◆ Objective ◆
All the data should be repeated exactly. Any image in it is left out.

◆ Dataset excerpts ◆
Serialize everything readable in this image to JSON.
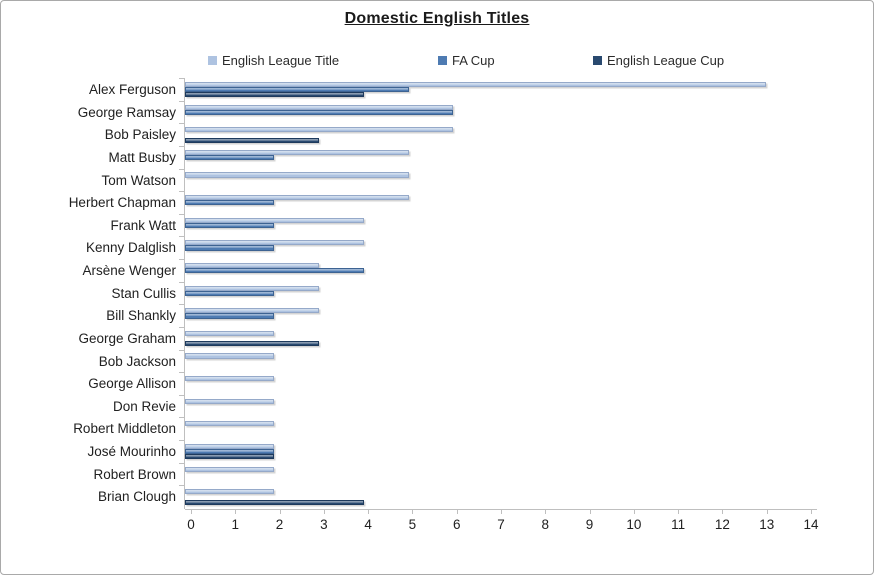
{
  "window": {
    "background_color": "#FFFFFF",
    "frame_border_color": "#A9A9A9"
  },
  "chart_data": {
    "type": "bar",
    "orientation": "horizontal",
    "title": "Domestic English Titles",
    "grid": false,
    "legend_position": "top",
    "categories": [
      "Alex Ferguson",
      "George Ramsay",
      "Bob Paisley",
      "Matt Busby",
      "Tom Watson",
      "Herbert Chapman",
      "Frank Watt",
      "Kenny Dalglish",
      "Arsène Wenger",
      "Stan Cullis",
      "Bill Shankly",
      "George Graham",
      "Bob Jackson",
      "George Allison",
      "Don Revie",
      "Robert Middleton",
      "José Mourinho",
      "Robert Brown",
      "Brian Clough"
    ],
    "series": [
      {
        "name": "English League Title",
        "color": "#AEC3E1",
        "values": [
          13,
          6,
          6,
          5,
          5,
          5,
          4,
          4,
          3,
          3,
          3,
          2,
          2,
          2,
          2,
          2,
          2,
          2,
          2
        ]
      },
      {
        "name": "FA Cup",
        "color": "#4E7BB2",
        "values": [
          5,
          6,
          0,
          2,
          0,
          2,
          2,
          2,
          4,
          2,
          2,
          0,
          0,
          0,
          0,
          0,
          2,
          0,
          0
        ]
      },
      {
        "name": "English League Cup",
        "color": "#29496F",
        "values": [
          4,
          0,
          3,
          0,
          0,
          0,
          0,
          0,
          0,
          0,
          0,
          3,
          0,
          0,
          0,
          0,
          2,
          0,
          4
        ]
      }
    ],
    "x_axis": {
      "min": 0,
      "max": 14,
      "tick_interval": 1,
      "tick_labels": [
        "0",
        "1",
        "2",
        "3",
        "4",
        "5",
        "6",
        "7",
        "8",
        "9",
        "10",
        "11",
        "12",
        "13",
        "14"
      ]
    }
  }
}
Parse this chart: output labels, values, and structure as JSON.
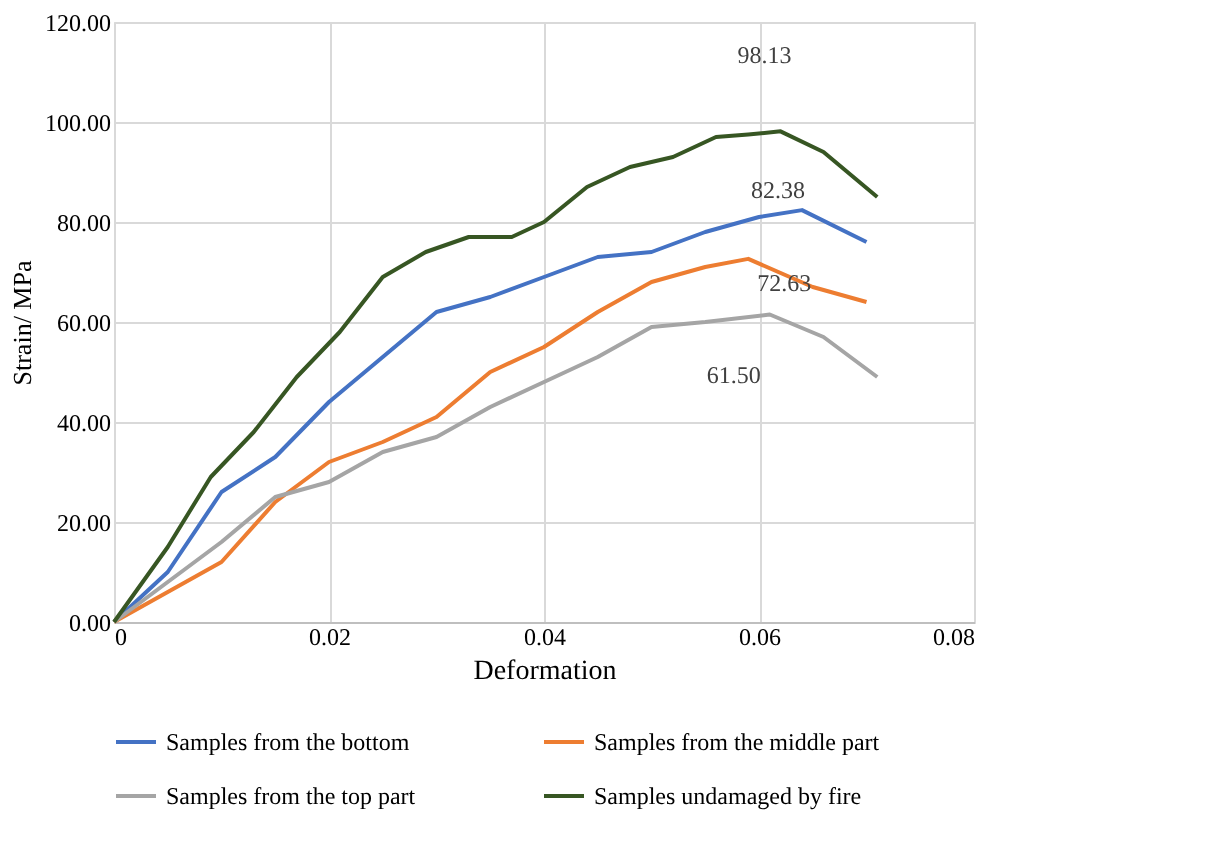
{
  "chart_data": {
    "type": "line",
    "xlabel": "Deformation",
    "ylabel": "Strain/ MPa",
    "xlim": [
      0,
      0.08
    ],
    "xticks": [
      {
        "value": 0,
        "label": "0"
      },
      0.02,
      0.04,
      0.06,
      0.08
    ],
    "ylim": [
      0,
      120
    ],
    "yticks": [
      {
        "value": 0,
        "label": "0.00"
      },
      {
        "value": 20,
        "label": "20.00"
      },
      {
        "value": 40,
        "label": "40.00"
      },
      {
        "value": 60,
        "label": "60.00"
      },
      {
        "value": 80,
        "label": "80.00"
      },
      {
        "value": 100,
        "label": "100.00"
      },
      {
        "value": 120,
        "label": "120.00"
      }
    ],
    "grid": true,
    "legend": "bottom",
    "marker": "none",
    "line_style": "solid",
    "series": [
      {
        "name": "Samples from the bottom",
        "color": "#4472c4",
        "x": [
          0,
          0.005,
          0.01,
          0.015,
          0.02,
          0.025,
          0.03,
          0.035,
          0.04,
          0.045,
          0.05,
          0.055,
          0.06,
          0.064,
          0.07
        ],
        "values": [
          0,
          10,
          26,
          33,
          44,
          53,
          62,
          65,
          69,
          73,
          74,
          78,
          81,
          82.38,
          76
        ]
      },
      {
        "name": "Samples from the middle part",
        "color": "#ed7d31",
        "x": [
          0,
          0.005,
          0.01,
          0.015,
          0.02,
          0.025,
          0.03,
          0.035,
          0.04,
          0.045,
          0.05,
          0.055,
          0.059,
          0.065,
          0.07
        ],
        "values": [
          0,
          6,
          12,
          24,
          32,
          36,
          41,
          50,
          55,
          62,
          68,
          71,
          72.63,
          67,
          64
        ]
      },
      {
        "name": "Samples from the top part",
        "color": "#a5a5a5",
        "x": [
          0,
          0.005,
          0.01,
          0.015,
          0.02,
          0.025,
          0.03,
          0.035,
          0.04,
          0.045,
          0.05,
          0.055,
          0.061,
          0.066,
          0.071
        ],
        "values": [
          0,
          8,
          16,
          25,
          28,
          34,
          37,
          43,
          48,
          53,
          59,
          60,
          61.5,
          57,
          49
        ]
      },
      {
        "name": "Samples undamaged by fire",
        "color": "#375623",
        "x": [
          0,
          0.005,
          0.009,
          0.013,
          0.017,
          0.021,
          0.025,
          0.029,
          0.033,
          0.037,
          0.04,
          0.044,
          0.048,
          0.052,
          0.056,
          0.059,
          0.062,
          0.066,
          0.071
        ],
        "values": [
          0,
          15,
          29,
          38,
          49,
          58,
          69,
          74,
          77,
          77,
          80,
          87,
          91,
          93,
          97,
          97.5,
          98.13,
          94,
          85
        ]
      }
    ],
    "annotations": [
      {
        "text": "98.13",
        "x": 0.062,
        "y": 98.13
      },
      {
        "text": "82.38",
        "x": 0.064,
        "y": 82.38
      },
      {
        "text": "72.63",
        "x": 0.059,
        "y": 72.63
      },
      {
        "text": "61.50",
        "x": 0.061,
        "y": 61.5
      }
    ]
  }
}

◆ The completed task ◆
Serialize everything readable in this image to JSON.
{
  "window": {
    "background_color": "#FFFFFF",
    "frame_border_color": "#A9A9A9"
  },
  "chart_data": {
    "type": "bar",
    "orientation": "horizontal",
    "title": "Domestic English Titles",
    "grid": false,
    "legend_position": "top",
    "categories": [
      "Alex Ferguson",
      "George Ramsay",
      "Bob Paisley",
      "Matt Busby",
      "Tom Watson",
      "Herbert Chapman",
      "Frank Watt",
      "Kenny Dalglish",
      "Arsène Wenger",
      "Stan Cullis",
      "Bill Shankly",
      "George Graham",
      "Bob Jackson",
      "George Allison",
      "Don Revie",
      "Robert Middleton",
      "José Mourinho",
      "Robert Brown",
      "Brian Clough"
    ],
    "series": [
      {
        "name": "English League Title",
        "color": "#AEC3E1",
        "values": [
          13,
          6,
          6,
          5,
          5,
          5,
          4,
          4,
          3,
          3,
          3,
          2,
          2,
          2,
          2,
          2,
          2,
          2,
          2
        ]
      },
      {
        "name": "FA Cup",
        "color": "#4E7BB2",
        "values": [
          5,
          6,
          0,
          2,
          0,
          2,
          2,
          2,
          4,
          2,
          2,
          0,
          0,
          0,
          0,
          0,
          2,
          0,
          0
        ]
      },
      {
        "name": "English League Cup",
        "color": "#29496F",
        "values": [
          4,
          0,
          3,
          0,
          0,
          0,
          0,
          0,
          0,
          0,
          0,
          3,
          0,
          0,
          0,
          0,
          2,
          0,
          4
        ]
      }
    ],
    "x_axis": {
      "min": 0,
      "max": 14,
      "tick_interval": 1,
      "tick_labels": [
        "0",
        "1",
        "2",
        "3",
        "4",
        "5",
        "6",
        "7",
        "8",
        "9",
        "10",
        "11",
        "12",
        "13",
        "14"
      ]
    }
  }
}
Parse this chart: output labels, values, and structure as JSON.
{
  "chart_data": {
    "type": "line",
    "xlabel": "Deformation",
    "ylabel": "Strain/ MPa",
    "xlim": [
      0,
      0.08
    ],
    "xticks": [
      {
        "value": 0,
        "label": "0"
      },
      0.02,
      0.04,
      0.06,
      0.08
    ],
    "ylim": [
      0,
      120
    ],
    "yticks": [
      {
        "value": 0,
        "label": "0.00"
      },
      {
        "value": 20,
        "label": "20.00"
      },
      {
        "value": 40,
        "label": "40.00"
      },
      {
        "value": 60,
        "label": "60.00"
      },
      {
        "value": 80,
        "label": "80.00"
      },
      {
        "value": 100,
        "label": "100.00"
      },
      {
        "value": 120,
        "label": "120.00"
      }
    ],
    "grid": true,
    "legend": "bottom",
    "marker": "none",
    "line_style": "solid",
    "series": [
      {
        "name": "Samples from the bottom",
        "color": "#4472c4",
        "x": [
          0,
          0.005,
          0.01,
          0.015,
          0.02,
          0.025,
          0.03,
          0.035,
          0.04,
          0.045,
          0.05,
          0.055,
          0.06,
          0.064,
          0.07
        ],
        "values": [
          0,
          10,
          26,
          33,
          44,
          53,
          62,
          65,
          69,
          73,
          74,
          78,
          81,
          82.38,
          76
        ]
      },
      {
        "name": "Samples from the middle part",
        "color": "#ed7d31",
        "x": [
          0,
          0.005,
          0.01,
          0.015,
          0.02,
          0.025,
          0.03,
          0.035,
          0.04,
          0.045,
          0.05,
          0.055,
          0.059,
          0.065,
          0.07
        ],
        "values": [
          0,
          6,
          12,
          24,
          32,
          36,
          41,
          50,
          55,
          62,
          68,
          71,
          72.63,
          67,
          64
        ]
      },
      {
        "name": "Samples from the top part",
        "color": "#a5a5a5",
        "x": [
          0,
          0.005,
          0.01,
          0.015,
          0.02,
          0.025,
          0.03,
          0.035,
          0.04,
          0.045,
          0.05,
          0.055,
          0.061,
          0.066,
          0.071
        ],
        "values": [
          0,
          8,
          16,
          25,
          28,
          34,
          37,
          43,
          48,
          53,
          59,
          60,
          61.5,
          57,
          49
        ]
      },
      {
        "name": "Samples undamaged by fire",
        "color": "#375623",
        "x": [
          0,
          0.005,
          0.009,
          0.013,
          0.017,
          0.021,
          0.025,
          0.029,
          0.033,
          0.037,
          0.04,
          0.044,
          0.048,
          0.052,
          0.056,
          0.059,
          0.062,
          0.066,
          0.071
        ],
        "values": [
          0,
          15,
          29,
          38,
          49,
          58,
          69,
          74,
          77,
          77,
          80,
          87,
          91,
          93,
          97,
          97.5,
          98.13,
          94,
          85
        ]
      }
    ],
    "annotations": [
      {
        "text": "98.13",
        "x": 0.062,
        "y": 98.13
      },
      {
        "text": "82.38",
        "x": 0.064,
        "y": 82.38
      },
      {
        "text": "72.63",
        "x": 0.059,
        "y": 72.63
      },
      {
        "text": "61.50",
        "x": 0.061,
        "y": 61.5
      }
    ]
  }
}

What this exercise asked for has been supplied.